**Problem to solve:** Locate each line below that includes "resources" and reproduce it.
****
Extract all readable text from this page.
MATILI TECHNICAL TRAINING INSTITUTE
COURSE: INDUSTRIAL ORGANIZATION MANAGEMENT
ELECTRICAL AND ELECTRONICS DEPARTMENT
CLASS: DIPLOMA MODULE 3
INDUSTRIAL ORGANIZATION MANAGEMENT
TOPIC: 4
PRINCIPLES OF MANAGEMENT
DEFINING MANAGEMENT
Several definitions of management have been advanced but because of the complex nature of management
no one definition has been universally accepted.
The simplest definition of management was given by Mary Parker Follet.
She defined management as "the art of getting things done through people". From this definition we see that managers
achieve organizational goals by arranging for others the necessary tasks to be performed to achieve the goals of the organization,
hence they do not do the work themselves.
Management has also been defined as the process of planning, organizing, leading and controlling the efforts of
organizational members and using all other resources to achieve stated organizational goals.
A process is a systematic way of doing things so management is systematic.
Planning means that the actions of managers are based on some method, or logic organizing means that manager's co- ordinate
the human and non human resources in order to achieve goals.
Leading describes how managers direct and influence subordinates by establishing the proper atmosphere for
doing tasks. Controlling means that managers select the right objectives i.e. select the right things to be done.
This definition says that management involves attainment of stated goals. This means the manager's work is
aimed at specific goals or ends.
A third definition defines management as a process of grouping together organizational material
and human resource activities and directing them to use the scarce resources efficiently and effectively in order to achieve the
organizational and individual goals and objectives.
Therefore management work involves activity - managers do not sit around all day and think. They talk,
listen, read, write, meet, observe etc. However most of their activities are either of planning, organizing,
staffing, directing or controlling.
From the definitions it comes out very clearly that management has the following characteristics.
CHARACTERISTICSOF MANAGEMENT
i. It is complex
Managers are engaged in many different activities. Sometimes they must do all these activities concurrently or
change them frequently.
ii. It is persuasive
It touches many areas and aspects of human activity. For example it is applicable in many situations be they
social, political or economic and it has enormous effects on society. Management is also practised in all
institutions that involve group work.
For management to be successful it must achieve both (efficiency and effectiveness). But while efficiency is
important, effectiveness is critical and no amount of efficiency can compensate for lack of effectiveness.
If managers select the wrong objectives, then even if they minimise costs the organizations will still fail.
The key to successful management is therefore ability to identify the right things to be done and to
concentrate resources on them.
****
**Exercise output:**
organizational members and using all other resources to achieve stated organizational goals.
the human and non human resources in order to achieve goals.
and human resource activities and directing them to use the scarce resources efficiently and effectively in order to achieve the
concentrate resources on them.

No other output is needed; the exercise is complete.